(Items listed in a dataset)
⁂
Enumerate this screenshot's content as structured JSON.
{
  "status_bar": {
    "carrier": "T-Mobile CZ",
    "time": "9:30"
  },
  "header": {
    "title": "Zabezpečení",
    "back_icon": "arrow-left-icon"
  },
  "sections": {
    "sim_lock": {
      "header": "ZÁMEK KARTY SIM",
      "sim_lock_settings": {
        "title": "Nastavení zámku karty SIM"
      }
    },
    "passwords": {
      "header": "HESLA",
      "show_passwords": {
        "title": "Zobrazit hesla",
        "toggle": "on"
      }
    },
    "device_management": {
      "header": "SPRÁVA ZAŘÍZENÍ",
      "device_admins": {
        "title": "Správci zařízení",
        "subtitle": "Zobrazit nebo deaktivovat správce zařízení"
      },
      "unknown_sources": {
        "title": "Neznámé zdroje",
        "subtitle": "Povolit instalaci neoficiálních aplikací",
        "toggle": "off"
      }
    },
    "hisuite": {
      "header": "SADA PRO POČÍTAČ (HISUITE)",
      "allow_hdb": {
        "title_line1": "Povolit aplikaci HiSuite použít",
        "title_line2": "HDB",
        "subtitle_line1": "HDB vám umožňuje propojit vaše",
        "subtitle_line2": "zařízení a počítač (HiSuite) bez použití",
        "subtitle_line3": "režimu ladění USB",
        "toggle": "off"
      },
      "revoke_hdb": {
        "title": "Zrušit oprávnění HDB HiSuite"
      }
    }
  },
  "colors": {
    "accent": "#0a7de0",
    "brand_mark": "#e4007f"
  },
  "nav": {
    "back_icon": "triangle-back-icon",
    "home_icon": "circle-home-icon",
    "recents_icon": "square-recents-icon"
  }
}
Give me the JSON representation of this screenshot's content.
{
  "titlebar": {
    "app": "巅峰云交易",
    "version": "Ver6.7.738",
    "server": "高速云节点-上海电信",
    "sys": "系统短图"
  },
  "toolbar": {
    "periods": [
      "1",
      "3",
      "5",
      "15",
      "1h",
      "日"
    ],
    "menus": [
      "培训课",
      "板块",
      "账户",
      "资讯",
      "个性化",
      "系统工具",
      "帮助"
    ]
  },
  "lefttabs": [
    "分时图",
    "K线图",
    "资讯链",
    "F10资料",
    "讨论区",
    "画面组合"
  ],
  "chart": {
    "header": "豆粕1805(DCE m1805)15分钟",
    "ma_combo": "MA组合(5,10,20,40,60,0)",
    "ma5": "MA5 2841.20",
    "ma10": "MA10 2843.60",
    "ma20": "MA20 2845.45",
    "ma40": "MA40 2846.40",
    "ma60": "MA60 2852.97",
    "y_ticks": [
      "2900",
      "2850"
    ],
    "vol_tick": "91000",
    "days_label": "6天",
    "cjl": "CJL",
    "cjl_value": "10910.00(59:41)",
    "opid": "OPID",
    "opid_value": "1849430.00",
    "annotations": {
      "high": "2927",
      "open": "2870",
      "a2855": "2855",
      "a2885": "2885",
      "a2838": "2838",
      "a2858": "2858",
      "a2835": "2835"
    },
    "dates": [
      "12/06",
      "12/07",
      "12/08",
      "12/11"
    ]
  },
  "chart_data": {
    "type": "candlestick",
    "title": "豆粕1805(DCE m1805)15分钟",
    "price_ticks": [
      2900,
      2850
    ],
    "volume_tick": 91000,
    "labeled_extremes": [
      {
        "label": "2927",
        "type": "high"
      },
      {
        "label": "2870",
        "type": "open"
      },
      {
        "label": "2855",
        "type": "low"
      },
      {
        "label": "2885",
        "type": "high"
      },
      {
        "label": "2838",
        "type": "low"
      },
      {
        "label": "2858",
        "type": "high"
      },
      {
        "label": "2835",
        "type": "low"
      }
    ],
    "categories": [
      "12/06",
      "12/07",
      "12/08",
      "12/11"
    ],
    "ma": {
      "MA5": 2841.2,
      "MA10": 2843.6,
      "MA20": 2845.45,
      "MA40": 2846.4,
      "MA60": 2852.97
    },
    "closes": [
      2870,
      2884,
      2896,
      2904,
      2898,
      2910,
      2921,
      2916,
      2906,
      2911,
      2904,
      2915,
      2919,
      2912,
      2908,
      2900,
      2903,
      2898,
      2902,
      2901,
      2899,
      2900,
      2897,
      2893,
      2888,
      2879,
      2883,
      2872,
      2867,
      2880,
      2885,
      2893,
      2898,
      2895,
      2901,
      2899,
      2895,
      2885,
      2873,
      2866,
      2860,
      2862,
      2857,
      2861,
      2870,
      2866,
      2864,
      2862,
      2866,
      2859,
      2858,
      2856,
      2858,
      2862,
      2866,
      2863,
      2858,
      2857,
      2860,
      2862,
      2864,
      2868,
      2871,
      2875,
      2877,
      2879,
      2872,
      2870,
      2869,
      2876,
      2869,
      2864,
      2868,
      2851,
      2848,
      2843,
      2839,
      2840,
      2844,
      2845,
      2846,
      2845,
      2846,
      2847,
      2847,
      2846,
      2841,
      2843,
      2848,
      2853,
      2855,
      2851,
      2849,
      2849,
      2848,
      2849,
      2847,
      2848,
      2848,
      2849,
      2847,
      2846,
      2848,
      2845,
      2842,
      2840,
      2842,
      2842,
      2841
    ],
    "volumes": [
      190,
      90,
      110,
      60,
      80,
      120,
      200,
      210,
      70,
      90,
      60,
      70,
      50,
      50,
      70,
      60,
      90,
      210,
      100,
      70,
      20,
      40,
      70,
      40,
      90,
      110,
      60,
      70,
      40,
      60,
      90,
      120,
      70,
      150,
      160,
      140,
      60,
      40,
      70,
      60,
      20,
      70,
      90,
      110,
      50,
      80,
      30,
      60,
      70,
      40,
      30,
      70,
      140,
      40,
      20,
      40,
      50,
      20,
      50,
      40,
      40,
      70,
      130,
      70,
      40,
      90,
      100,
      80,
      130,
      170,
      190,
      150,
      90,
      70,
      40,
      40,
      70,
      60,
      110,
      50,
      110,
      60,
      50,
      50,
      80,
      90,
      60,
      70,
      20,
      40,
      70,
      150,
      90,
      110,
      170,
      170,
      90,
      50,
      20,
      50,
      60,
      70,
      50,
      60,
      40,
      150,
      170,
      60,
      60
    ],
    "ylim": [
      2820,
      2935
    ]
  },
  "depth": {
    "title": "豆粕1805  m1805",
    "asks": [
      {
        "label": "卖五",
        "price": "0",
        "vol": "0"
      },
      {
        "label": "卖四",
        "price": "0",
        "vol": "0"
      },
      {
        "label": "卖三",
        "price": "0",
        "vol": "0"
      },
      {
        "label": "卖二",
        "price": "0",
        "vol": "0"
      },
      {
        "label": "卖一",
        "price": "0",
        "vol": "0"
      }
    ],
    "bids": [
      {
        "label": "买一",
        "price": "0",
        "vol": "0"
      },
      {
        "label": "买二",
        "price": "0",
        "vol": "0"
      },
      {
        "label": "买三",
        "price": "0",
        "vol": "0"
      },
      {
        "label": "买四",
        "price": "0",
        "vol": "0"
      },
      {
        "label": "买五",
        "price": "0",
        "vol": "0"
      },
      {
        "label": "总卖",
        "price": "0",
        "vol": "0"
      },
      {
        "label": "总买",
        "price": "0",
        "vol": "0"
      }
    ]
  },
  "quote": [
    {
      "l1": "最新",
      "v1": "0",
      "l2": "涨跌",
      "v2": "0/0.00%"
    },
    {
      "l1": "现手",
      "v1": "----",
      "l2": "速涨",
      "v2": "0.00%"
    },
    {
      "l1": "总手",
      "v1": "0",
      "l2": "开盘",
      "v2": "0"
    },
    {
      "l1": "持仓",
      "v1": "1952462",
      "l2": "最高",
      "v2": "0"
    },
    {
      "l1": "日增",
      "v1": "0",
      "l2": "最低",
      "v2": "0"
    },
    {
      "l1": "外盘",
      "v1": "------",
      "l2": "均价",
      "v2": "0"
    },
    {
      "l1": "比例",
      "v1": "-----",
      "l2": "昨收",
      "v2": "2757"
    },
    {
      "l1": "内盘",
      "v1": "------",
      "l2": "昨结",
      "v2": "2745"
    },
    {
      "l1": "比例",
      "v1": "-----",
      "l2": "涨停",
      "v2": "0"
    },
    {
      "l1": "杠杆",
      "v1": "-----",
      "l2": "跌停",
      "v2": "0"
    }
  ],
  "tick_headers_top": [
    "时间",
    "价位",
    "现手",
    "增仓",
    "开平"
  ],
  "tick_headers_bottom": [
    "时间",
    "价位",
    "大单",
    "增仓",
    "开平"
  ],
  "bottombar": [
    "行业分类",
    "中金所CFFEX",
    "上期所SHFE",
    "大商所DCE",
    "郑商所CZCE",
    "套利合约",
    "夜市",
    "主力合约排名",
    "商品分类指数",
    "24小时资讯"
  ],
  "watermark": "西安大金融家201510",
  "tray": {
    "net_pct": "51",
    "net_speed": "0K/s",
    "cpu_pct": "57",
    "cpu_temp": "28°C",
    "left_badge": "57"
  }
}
⁂
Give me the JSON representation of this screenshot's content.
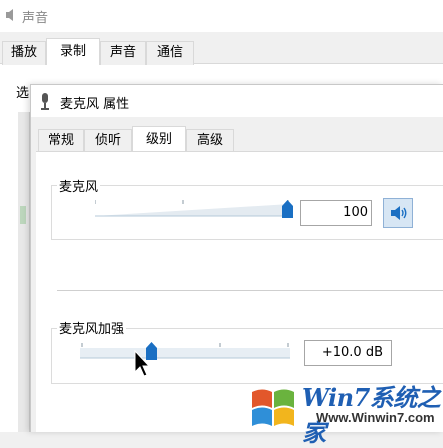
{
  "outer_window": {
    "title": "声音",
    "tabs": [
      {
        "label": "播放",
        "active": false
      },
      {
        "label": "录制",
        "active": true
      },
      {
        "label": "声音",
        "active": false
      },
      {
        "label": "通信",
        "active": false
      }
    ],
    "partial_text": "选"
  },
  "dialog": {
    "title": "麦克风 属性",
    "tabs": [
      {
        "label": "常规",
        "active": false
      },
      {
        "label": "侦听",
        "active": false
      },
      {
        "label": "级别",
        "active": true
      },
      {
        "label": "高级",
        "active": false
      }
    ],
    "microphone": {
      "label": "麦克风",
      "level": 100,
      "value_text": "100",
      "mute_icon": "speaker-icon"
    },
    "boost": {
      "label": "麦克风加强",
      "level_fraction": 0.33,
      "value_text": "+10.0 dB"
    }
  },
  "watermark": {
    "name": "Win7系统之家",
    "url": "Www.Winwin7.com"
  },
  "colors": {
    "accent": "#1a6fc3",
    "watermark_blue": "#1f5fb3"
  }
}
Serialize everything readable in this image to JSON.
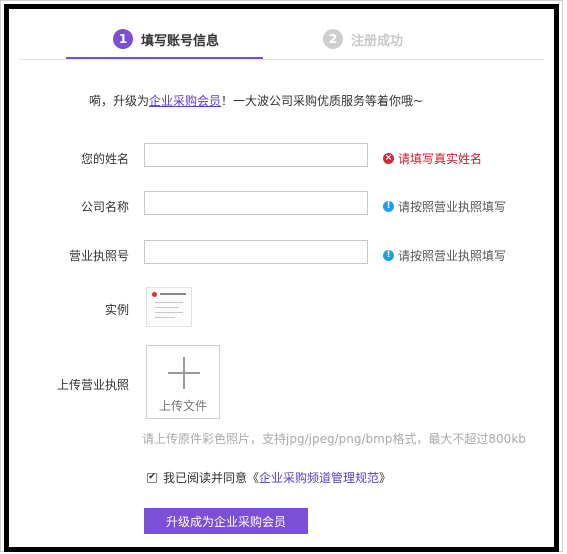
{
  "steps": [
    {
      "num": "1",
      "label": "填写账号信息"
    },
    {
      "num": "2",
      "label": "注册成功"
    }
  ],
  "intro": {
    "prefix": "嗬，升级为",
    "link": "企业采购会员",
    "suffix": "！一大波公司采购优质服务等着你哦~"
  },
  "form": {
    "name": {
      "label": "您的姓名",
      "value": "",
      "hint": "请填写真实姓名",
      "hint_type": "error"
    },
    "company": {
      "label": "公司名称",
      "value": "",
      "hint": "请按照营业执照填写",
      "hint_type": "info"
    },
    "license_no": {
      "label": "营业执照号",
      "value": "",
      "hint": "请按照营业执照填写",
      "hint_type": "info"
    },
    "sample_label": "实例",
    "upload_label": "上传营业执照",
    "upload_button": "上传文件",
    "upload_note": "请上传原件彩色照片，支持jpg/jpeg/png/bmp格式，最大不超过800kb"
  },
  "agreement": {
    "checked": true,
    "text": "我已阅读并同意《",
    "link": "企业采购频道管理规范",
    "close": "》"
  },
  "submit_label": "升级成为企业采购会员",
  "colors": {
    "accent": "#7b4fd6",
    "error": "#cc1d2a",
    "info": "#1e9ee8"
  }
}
⁂
● **DO THIS**
Determine how many lines in the listing above hold the string "accent", then write only the number.

● **RESULT OF THE EXERCISE**
3